** START Given entries **

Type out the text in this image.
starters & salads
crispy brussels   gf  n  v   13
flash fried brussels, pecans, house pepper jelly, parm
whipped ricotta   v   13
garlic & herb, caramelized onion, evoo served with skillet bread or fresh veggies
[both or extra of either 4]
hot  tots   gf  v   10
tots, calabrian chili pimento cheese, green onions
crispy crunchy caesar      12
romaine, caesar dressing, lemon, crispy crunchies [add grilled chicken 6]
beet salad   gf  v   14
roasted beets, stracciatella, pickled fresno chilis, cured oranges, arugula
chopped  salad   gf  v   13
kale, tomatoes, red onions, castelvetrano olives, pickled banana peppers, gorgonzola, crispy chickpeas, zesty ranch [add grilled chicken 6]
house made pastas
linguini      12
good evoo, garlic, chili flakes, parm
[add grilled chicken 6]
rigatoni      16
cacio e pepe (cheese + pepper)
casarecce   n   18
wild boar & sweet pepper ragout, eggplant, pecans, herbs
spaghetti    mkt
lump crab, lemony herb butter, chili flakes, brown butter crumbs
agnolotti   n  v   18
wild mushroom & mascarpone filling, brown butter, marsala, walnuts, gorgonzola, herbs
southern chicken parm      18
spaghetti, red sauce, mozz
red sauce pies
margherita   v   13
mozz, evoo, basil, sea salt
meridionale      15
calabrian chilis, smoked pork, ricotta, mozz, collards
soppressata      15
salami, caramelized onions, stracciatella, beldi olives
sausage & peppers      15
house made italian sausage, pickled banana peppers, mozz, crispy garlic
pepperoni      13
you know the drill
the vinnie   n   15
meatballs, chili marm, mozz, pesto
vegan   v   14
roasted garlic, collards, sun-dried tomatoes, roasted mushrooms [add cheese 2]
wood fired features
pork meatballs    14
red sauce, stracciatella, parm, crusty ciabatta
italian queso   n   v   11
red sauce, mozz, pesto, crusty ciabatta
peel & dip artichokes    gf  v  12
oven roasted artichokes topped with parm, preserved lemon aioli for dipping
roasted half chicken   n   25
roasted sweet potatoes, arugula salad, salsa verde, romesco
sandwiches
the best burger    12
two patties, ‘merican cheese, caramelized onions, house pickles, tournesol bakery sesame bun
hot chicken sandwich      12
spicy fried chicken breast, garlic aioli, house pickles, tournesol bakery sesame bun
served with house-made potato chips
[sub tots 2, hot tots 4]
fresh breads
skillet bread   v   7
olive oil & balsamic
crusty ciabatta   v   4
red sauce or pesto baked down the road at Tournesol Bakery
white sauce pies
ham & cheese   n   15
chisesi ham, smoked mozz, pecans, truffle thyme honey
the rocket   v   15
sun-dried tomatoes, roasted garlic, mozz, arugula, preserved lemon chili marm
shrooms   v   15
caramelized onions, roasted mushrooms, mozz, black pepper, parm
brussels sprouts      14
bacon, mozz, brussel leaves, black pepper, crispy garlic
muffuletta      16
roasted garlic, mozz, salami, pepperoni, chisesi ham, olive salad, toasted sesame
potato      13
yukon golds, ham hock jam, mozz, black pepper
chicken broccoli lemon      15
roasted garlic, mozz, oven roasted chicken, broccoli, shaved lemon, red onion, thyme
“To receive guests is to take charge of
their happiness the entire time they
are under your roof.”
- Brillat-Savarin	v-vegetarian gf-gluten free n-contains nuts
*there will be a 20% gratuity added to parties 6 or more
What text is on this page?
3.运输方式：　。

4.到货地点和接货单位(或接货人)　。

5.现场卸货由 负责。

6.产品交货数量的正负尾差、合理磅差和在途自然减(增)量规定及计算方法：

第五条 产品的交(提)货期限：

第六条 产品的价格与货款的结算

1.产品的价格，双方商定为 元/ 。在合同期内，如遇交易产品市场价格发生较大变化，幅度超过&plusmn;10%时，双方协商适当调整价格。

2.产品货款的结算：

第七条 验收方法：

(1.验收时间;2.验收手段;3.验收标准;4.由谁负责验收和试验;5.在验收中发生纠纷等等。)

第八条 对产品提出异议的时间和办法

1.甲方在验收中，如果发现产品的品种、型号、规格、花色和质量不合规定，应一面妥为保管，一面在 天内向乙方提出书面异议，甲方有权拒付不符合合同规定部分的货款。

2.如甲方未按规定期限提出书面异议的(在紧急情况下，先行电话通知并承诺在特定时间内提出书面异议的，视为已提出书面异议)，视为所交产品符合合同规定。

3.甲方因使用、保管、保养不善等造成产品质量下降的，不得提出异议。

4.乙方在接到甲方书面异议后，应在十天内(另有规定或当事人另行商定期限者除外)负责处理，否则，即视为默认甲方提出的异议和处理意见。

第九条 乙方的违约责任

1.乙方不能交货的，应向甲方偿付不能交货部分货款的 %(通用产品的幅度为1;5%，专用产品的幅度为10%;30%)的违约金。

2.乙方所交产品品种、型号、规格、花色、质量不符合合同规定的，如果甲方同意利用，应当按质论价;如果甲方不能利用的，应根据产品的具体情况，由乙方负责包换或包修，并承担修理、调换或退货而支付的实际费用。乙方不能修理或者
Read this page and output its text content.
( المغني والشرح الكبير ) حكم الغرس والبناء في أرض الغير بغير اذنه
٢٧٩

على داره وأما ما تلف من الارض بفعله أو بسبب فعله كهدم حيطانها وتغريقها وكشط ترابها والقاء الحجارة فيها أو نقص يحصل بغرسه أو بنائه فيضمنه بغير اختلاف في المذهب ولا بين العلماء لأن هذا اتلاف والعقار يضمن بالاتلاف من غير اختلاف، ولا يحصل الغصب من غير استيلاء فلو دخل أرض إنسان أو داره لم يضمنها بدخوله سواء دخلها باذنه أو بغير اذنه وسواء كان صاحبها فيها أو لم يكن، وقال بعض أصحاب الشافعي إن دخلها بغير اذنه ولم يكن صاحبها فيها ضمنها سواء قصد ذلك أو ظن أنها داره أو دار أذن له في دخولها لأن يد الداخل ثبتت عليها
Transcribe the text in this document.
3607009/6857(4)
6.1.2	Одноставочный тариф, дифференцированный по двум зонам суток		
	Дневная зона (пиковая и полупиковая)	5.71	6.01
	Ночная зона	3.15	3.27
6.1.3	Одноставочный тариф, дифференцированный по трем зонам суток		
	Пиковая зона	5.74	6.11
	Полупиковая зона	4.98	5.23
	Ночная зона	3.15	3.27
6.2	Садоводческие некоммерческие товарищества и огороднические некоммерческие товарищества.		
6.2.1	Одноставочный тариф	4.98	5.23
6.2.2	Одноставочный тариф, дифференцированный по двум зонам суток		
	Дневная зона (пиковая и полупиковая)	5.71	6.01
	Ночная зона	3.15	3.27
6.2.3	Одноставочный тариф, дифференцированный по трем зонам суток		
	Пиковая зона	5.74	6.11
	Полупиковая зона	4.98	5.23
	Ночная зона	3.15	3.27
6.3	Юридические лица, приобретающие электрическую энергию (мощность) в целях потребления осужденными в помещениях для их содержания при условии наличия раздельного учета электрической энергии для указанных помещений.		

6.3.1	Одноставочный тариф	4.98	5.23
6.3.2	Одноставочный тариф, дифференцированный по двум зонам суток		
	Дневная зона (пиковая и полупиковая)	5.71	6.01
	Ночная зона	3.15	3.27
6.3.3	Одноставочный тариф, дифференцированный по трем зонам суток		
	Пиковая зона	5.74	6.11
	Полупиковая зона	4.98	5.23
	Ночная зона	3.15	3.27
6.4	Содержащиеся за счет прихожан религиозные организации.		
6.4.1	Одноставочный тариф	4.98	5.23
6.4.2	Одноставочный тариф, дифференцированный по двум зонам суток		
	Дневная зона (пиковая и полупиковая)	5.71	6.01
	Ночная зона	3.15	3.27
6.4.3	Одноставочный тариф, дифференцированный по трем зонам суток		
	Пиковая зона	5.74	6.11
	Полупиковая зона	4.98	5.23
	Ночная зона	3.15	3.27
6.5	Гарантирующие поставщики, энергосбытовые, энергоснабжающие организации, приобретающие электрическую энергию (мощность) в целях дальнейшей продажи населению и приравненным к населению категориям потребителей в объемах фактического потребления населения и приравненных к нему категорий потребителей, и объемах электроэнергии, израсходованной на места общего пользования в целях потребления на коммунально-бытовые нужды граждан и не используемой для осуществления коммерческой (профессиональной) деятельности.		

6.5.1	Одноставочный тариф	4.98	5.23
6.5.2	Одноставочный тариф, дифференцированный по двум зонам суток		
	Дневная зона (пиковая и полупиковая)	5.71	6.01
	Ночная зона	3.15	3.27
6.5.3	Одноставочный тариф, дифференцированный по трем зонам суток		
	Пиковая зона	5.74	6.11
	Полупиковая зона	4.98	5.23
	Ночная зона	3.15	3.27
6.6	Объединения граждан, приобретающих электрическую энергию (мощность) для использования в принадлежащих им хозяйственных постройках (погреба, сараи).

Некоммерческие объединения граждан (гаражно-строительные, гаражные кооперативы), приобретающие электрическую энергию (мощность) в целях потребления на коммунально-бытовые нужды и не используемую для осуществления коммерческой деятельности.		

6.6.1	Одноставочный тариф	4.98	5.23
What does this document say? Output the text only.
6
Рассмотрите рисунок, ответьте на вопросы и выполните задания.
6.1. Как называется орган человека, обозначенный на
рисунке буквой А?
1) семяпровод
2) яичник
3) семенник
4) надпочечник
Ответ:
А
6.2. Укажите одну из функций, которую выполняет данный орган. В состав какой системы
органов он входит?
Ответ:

** END Given entries **

Exercise:
Show all lines from the records above where the word "sweet" occurs.

Task answer:
wild boar & sweet pepper ragout, eggplant, pecans, herbs
roasted sweet potatoes, arugula salad, salsa verde, romesco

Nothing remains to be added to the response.